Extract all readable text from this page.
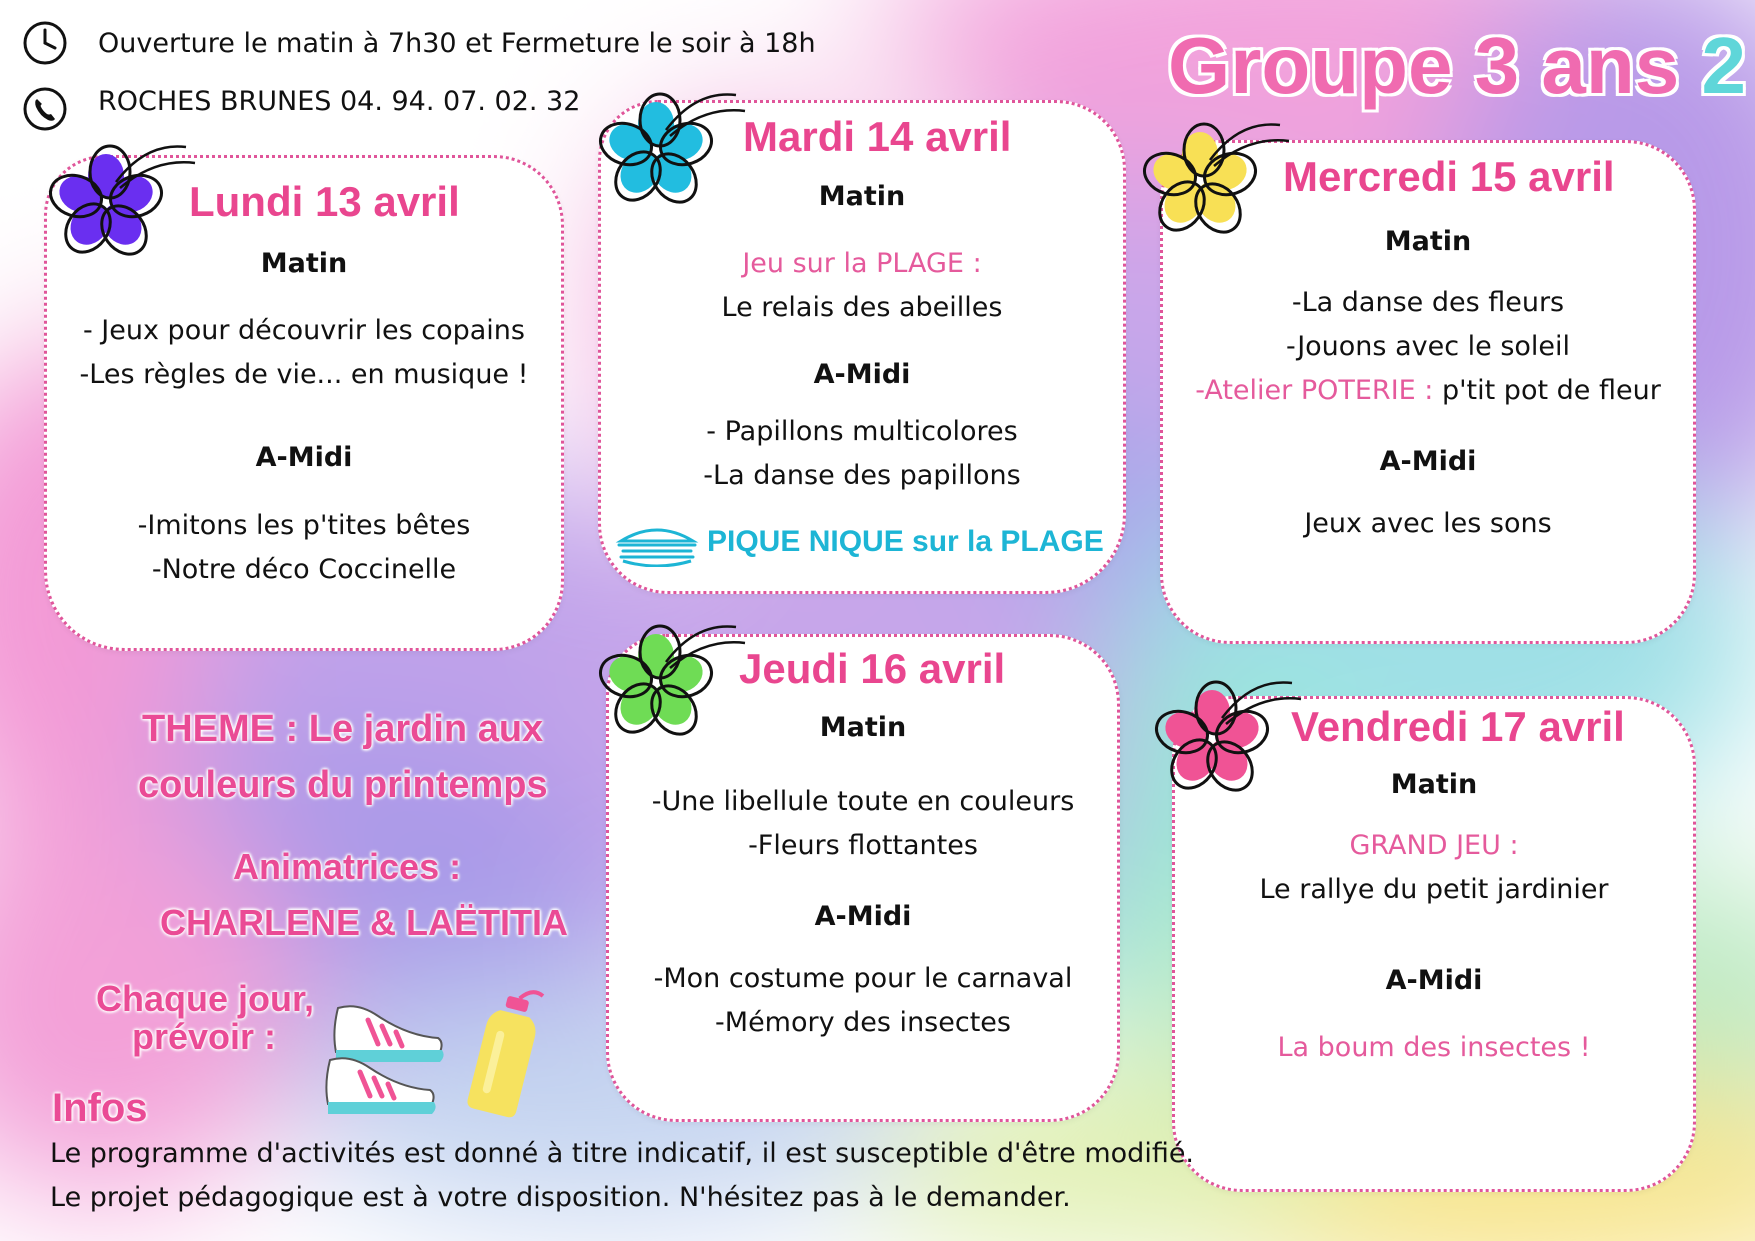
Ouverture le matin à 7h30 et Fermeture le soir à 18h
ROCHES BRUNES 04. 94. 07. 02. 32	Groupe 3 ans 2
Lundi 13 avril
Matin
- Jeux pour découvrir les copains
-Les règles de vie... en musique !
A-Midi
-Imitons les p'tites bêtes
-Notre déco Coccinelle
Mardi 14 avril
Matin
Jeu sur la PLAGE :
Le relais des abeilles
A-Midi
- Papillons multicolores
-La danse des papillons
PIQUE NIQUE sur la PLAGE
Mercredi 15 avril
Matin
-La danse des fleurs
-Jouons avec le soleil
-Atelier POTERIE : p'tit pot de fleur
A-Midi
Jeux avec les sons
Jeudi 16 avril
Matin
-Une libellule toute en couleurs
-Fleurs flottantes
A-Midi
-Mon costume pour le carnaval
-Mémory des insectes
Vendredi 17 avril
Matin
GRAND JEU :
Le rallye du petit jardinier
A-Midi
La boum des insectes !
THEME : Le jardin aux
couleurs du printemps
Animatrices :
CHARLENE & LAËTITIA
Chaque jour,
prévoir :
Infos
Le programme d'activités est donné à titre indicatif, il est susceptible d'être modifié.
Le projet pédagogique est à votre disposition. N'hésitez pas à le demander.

- - -

*GIVEN PROBLEM*.
Extract, from the listing above, every line where the string "PLAGE" occurs.

*TASK ANSWER*.
Jeu sur la PLAGE :
PIQUE NIQUE sur la PLAGE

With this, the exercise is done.